--- Your goal ---
Omit images. Retype all entries verbatim.

--- Supplied entries ---
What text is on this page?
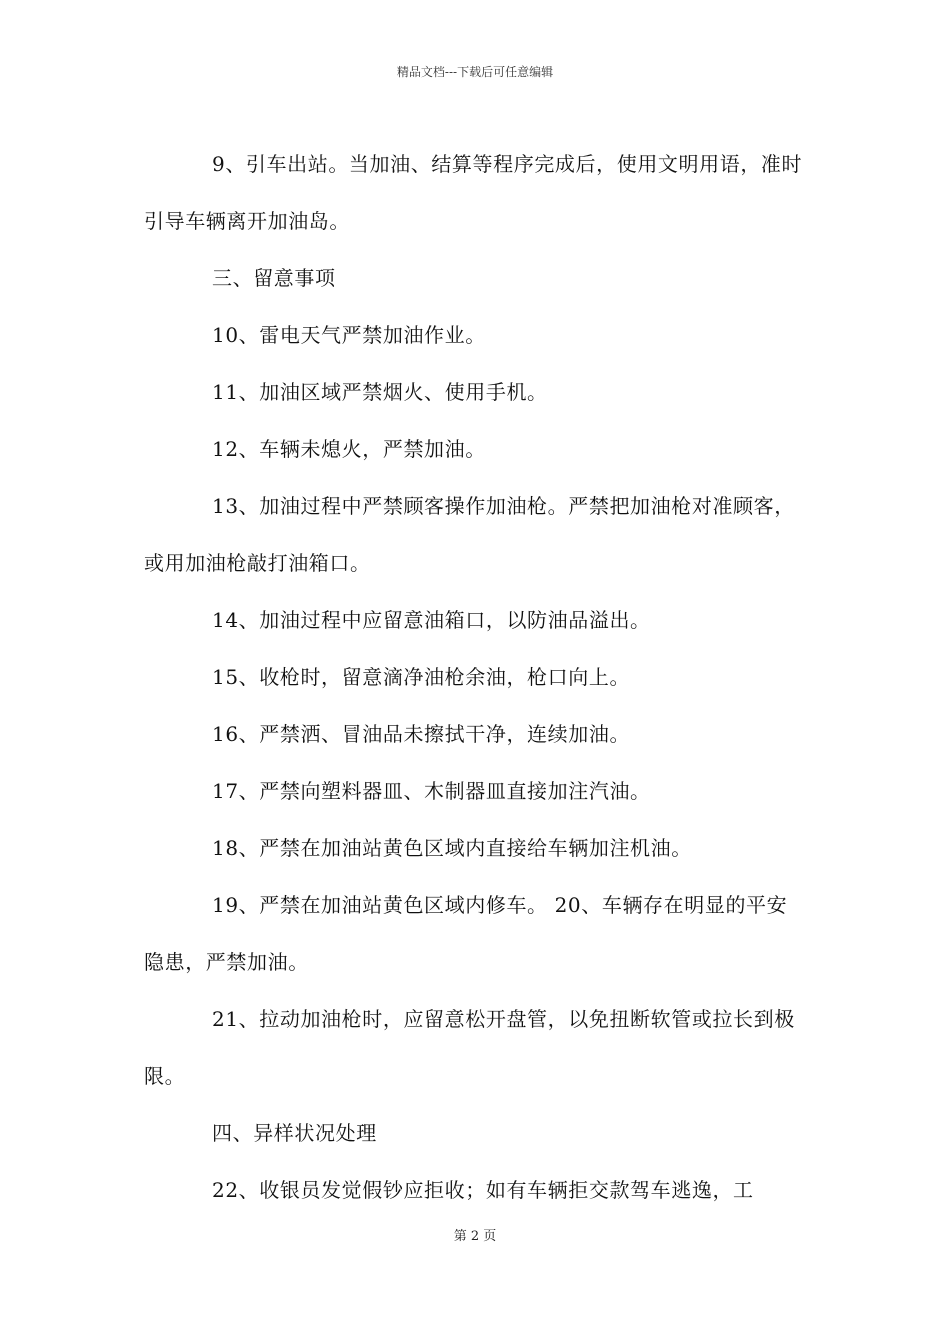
精品文档---下载后可任意编辑

9、引车出站。当加油、结算等程序完成后，使用文明用语，准时引导车辆离开加油岛。

三、留意事项

10、雷电天气严禁加油作业。

11、加油区域严禁烟火、使用手机。

12、车辆未熄火，严禁加油。

13、加油过程中严禁顾客操作加油枪。严禁把加油枪对准顾客，或用加油枪敲打油箱口。

14、加油过程中应留意油箱口，以防油品溢出。

15、收枪时，留意滴净油枪余油，枪口向上。

16、严禁洒、冒油品未擦拭干净，连续加油。

17、严禁向塑料器皿、木制器皿直接加注汽油。

18、严禁在加油站黄色区域内直接给车辆加注机油。

19、严禁在加油站黄色区域内修车。 20、车辆存在明显的平安隐患，严禁加油。

21、拉动加油枪时，应留意松开盘管，以免扭断软管或拉长到极限。

四、异样状况处理

22、收银员发觉假钞应拒收；如有车辆拒交款驾车逃逸，工

第 2 页
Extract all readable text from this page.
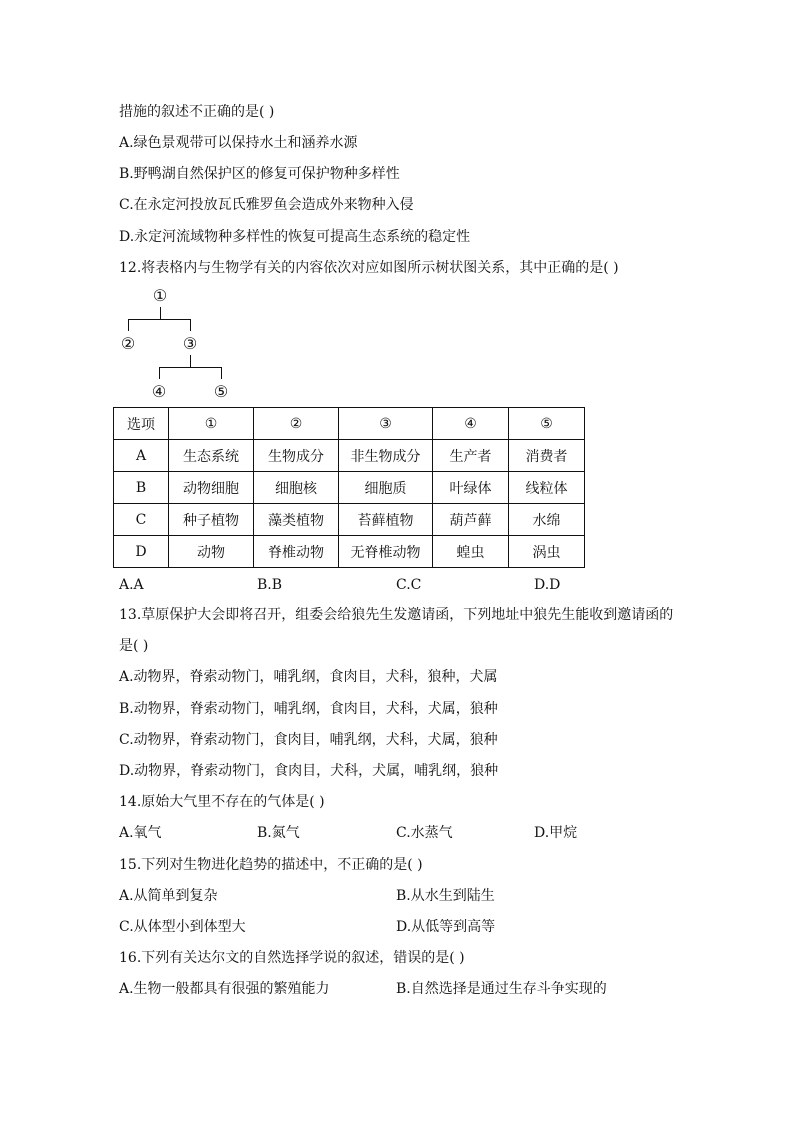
措施的叙述不正确的是( )
A.绿色景观带可以保持水土和涵养水源
B.野鸭湖自然保护区的修复可保护物种多样性
C.在永定河投放瓦氏雅罗鱼会造成外来物种入侵
D.永定河流域物种多样性的恢复可提高生态系统的稳定性
12.将表格内与生物学有关的内容依次对应如图所示树状图关系，其中正确的是( )
①
②	③
④	⑤
选项	①	②	③	④	⑤
A	生态系统	生物成分	非生物成分	生产者	消费者
B	动物细胞	细胞核	细胞质	叶绿体	线粒体
C	种子植物	藻类植物	苔藓植物	葫芦藓	水绵
D	动物	脊椎动物	无脊椎动物	蝗虫	涡虫
A.A	B.B	C.C	D.D
13.草原保护大会即将召开，组委会给狼先生发邀请函，下列地址中狼先生能收到邀请函的
是( )
A.动物界，脊索动物门，哺乳纲，食肉目，犬科，狼种，犬属
B.动物界，脊索动物门，哺乳纲，食肉目，犬科，犬属，狼种
C.动物界，脊索动物门，食肉目，哺乳纲，犬科，犬属，狼种
D.动物界，脊索动物门，食肉目，犬科，犬属，哺乳纲，狼种
14.原始大气里不存在的气体是( )
A.氧气	B.氮气	C.水蒸气	D.甲烷
15.下列对生物进化趋势的描述中，不正确的是( )
A.从简单到复杂	B.从水生到陆生
C.从体型小到体型大	D.从低等到高等
16.下列有关达尔文的自然选择学说的叙述，错误的是( )
A.生物一般都具有很强的繁殖能力	B.自然选择是通过生存斗争实现的
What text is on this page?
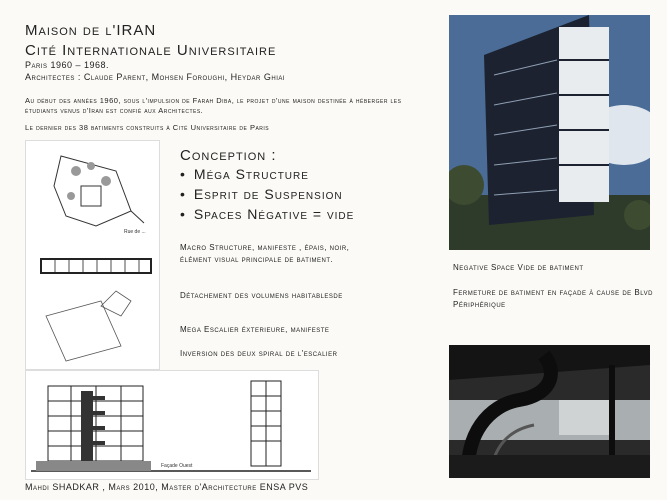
Maison de l'IRAN
Cité Internationale Universitaire
Paris 1960 – 1968.
Architectes : Claude Parent, Mohsen Foroughi, Heydar Ghiai
Au début des années 1960, sous l'impulsion de Farah Diba, le projet d'une maison destinée à héberger les étudiants venus d'Iran est confié aux Architectes.
Le dernier des 38 batiments construits à Cité Universitaire de Paris
Rue de ...
Façade Ouest
Conception :
• Méga Structure
• Esprit de Suspension
• Spaces Négative = vide
Macro Structure, manifeste , épais, noir, élément visual principale de batiment.
Détachement des volumens habitablesde
Mega Escalier éxterieure, manifeste
Inversion des deux spiral de l'escalier
Negative Space Vide de batiment
Fermeture de batiment en façade à cause de Blvd Périphérique
Mahdi SHADKAR , Mars 2010, Master d'Architecture ENSA PVS
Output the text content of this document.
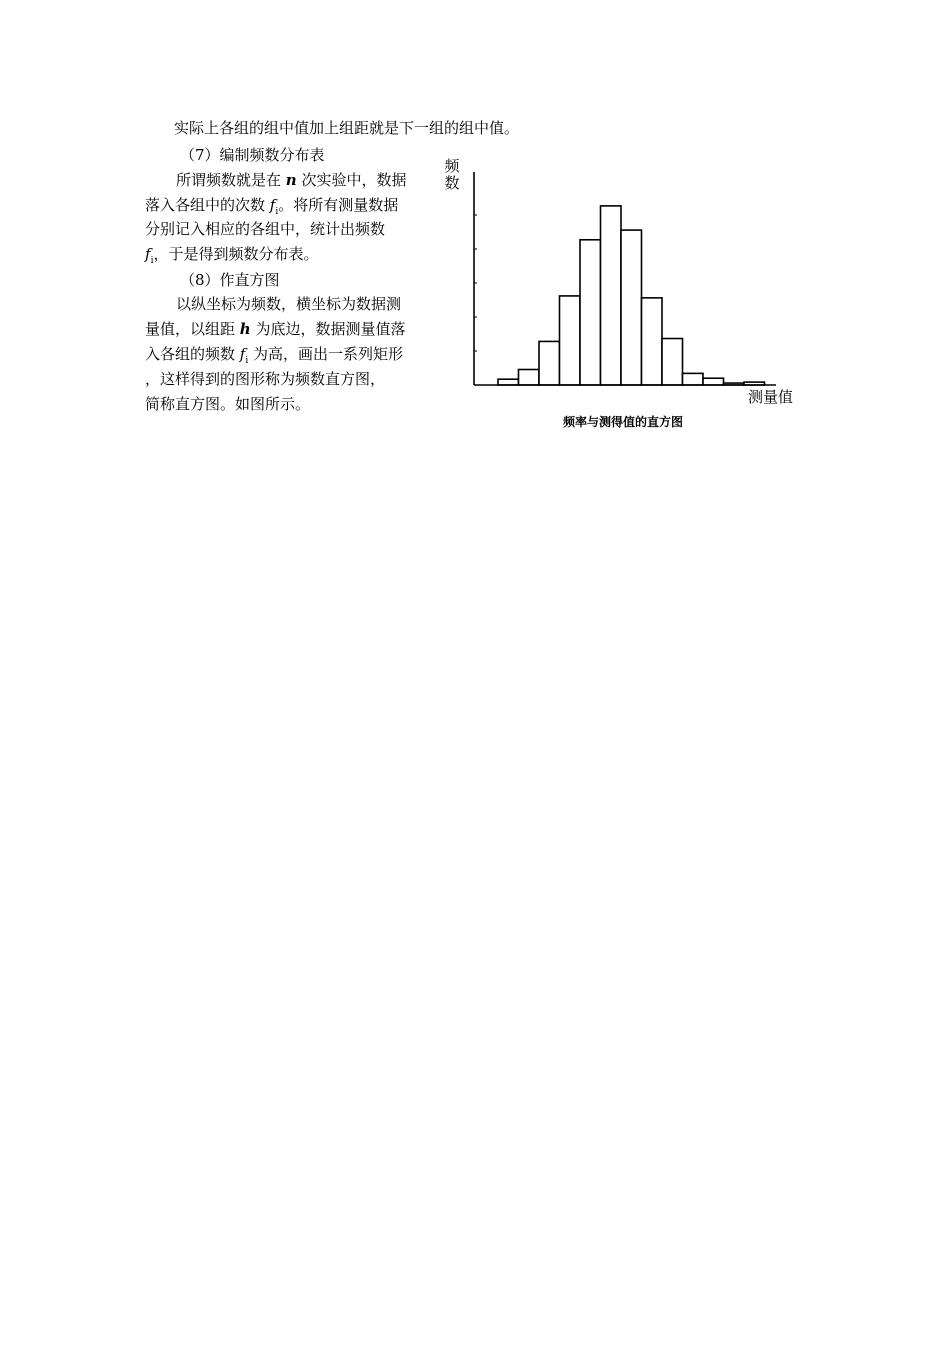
实际上各组的组中值加上组距就是下一组的组中值。
（7）编制频数分布表
所谓频数就是在 n 次实验中，数据
落入各组中的次数 $f_i$。将所有测量数据
分别记入相应的各组中，统计出频数
$f_i$，于是得到频数分布表。
（8）作直方图
以纵坐标为频数，横坐标为数据测
量值，以组距 h 为底边，数据测量值落
入各组的频数 $f_i$ 为高，画出一系列矩形
，这样得到的图形称为频数直方图，
简称直方图。如图所示。
频数
测量值
频率与测得值的直方图
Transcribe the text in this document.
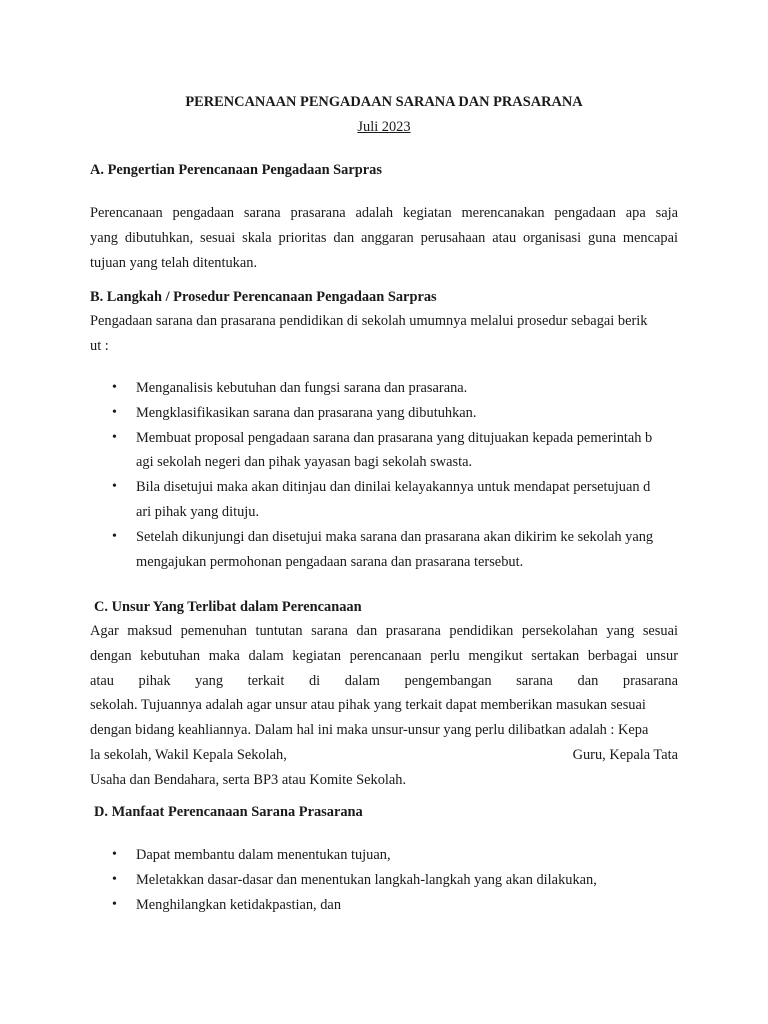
PERENCANAAN PENGADAAN SARANA DAN PRASARANA
Juli 2023
A. Pengertian Perencanaan Pengadaan Sarpras
Perencanaan pengadaan sarana prasarana adalah kegiatan merencanakan pengadaan apa saja
yang dibutuhkan, sesuai skala prioritas dan anggaran perusahaan atau organisasi guna mencapai
tujuan yang telah ditentukan.
B. Langkah / Prosedur Perencanaan Pengadaan Sarpras
Pengadaan sarana dan prasarana pendidikan di sekolah umumnya melalui prosedur sebagai berik
ut :
• Menganalisis kebutuhan dan fungsi sarana dan prasarana.
• Mengklasifikasikan sarana dan prasarana yang dibutuhkan.
• Membuat proposal pengadaan sarana dan prasarana yang ditujuakan kepada pemerintah b
agi sekolah negeri dan pihak yayasan bagi sekolah swasta.
• Bila disetujui maka akan ditinjau dan dinilai kelayakannya untuk mendapat persetujuan d
ari pihak yang dituju.
• Setelah dikunjungi dan disetujui maka sarana dan prasarana akan dikirim ke sekolah yang
mengajukan permohonan pengadaan sarana dan prasarana tersebut.
C. Unsur Yang Terlibat dalam Perencanaan
Agar maksud pemenuhan tuntutan sarana dan prasarana pendidikan persekolahan yang sesuai
dengan kebutuhan maka dalam kegiatan perencanaan perlu mengikut sertakan berbagai unsur
atau pihak yang terkait di dalam pengembangan sarana dan prasarana
sekolah. Tujuannya adalah agar unsur atau pihak yang terkait dapat memberikan masukan sesuai
dengan bidang keahliannya. Dalam hal ini maka unsur-unsur yang perlu dilibatkan adalah : Kepa
la sekolah, Wakil Kepala Sekolah,	Guru, Kepala Tata
Usaha dan Bendahara, serta BP3 atau Komite Sekolah.
D. Manfaat Perencanaan Sarana Prasarana
• Dapat membantu dalam menentukan tujuan,
• Meletakkan dasar-dasar dan menentukan langkah-langkah yang akan dilakukan,
• Menghilangkan ketidakpastian, dan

--- Exercise output ---
What text is on this page?
精品文档---下载后可任意编辑

9、引车出站。当加油、结算等程序完成后，使用文明用语，准时引导车辆离开加油岛。

三、留意事项

10、雷电天气严禁加油作业。

11、加油区域严禁烟火、使用手机。

12、车辆未熄火，严禁加油。

13、加油过程中严禁顾客操作加油枪。严禁把加油枪对准顾客，或用加油枪敲打油箱口。

14、加油过程中应留意油箱口，以防油品溢出。

15、收枪时，留意滴净油枪余油，枪口向上。

16、严禁洒、冒油品未擦拭干净，连续加油。

17、严禁向塑料器皿、木制器皿直接加注汽油。

18、严禁在加油站黄色区域内直接给车辆加注机油。

19、严禁在加油站黄色区域内修车。 20、车辆存在明显的平安隐患，严禁加油。

21、拉动加油枪时，应留意松开盘管，以免扭断软管或拉长到极限。

四、异样状况处理

22、收银员发觉假钞应拒收；如有车辆拒交款驾车逃逸，工

第 2 页
Extract all readable text from this page.
措施的叙述不正确的是( )
A.绿色景观带可以保持水土和涵养水源
B.野鸭湖自然保护区的修复可保护物种多样性
C.在永定河投放瓦氏雅罗鱼会造成外来物种入侵
D.永定河流域物种多样性的恢复可提高生态系统的稳定性
12.将表格内与生物学有关的内容依次对应如图所示树状图关系，其中正确的是( )
①
②	③
④	⑤
选项	①	②	③	④	⑤
A	生态系统	生物成分	非生物成分	生产者	消费者
B	动物细胞	细胞核	细胞质	叶绿体	线粒体
C	种子植物	藻类植物	苔藓植物	葫芦藓	水绵
D	动物	脊椎动物	无脊椎动物	蝗虫	涡虫
A.A	B.B	C.C	D.D
13.草原保护大会即将召开，组委会给狼先生发邀请函，下列地址中狼先生能收到邀请函的
是( )
A.动物界，脊索动物门，哺乳纲，食肉目，犬科，狼种，犬属
B.动物界，脊索动物门，哺乳纲，食肉目，犬科，犬属，狼种
C.动物界，脊索动物门，食肉目，哺乳纲，犬科，犬属，狼种
D.动物界，脊索动物门，食肉目，犬科，犬属，哺乳纲，狼种
14.原始大气里不存在的气体是( )
A.氧气	B.氮气	C.水蒸气	D.甲烷
15.下列对生物进化趋势的描述中，不正确的是( )
A.从简单到复杂	B.从水生到陆生
C.从体型小到体型大	D.从低等到高等
16.下列有关达尔文的自然选择学说的叙述，错误的是( )
A.生物一般都具有很强的繁殖能力	B.自然选择是通过生存斗争实现的
What text is on this page?
Maison de l'IRAN
Cité Internationale Universitaire
Paris 1960 – 1968.
Architectes : Claude Parent, Mohsen Foroughi, Heydar Ghiai
Au début des années 1960, sous l'impulsion de Farah Diba, le projet d'une maison destinée à héberger les étudiants venus d'Iran est confié aux Architectes.
Le dernier des 38 batiments construits à Cité Universitaire de Paris
Rue de ...
Façade Ouest
Conception :
• Méga Structure
• Esprit de Suspension
• Spaces Négative = vide
Macro Structure, manifeste , épais, noir, élément visual principale de batiment.
Détachement des volumens habitablesde
Mega Escalier éxterieure, manifeste
Inversion des deux spiral de l'escalier
Negative Space Vide de batiment
Fermeture de batiment en façade à cause de Blvd Périphérique
Mahdi SHADKAR , Mars 2010, Master d'Architecture ENSA PVS
Output the text content of this document.
实际上各组的组中值加上组距就是下一组的组中值。
（7）编制频数分布表
所谓频数就是在 n 次实验中，数据
落入各组中的次数 $f_i$。将所有测量数据
分别记入相应的各组中，统计出频数
$f_i$，于是得到频数分布表。
（8）作直方图
以纵坐标为频数，横坐标为数据测
量值，以组距 h 为底边，数据测量值落
入各组的频数 $f_i$ 为高，画出一系列矩形
，这样得到的图形称为频数直方图，
简称直方图。如图所示。
频数
测量值
频率与测得值的直方图
Transcribe the text in this document.
PERENCANAAN PENGADAAN SARANA DAN PRASARANA
Juli 2023
A. Pengertian Perencanaan Pengadaan Sarpras
Perencanaan pengadaan sarana prasarana adalah kegiatan merencanakan pengadaan apa saja
yang dibutuhkan, sesuai skala prioritas dan anggaran perusahaan atau organisasi guna mencapai
tujuan yang telah ditentukan.
B. Langkah / Prosedur Perencanaan Pengadaan Sarpras
Pengadaan sarana dan prasarana pendidikan di sekolah umumnya melalui prosedur sebagai berik
ut :
• Menganalisis kebutuhan dan fungsi sarana dan prasarana.
• Mengklasifikasikan sarana dan prasarana yang dibutuhkan.
• Membuat proposal pengadaan sarana dan prasarana yang ditujuakan kepada pemerintah b
agi sekolah negeri dan pihak yayasan bagi sekolah swasta.
• Bila disetujui maka akan ditinjau dan dinilai kelayakannya untuk mendapat persetujuan d
ari pihak yang dituju.
• Setelah dikunjungi dan disetujui maka sarana dan prasarana akan dikirim ke sekolah yang
mengajukan permohonan pengadaan sarana dan prasarana tersebut.
C. Unsur Yang Terlibat dalam Perencanaan
Agar maksud pemenuhan tuntutan sarana dan prasarana pendidikan persekolahan yang sesuai
dengan kebutuhan maka dalam kegiatan perencanaan perlu mengikut sertakan berbagai unsur
atau pihak yang terkait di dalam pengembangan sarana dan prasarana
sekolah. Tujuannya adalah agar unsur atau pihak yang terkait dapat memberikan masukan sesuai
dengan bidang keahliannya. Dalam hal ini maka unsur-unsur yang perlu dilibatkan adalah : Kepa
la sekolah, Wakil Kepala Sekolah,	Guru, Kepala Tata
Usaha dan Bendahara, serta BP3 atau Komite Sekolah.
D. Manfaat Perencanaan Sarana Prasarana
• Dapat membantu dalam menentukan tujuan,
• Meletakkan dasar-dasar dan menentukan langkah-langkah yang akan dilakukan,
• Menghilangkan ketidakpastian, dan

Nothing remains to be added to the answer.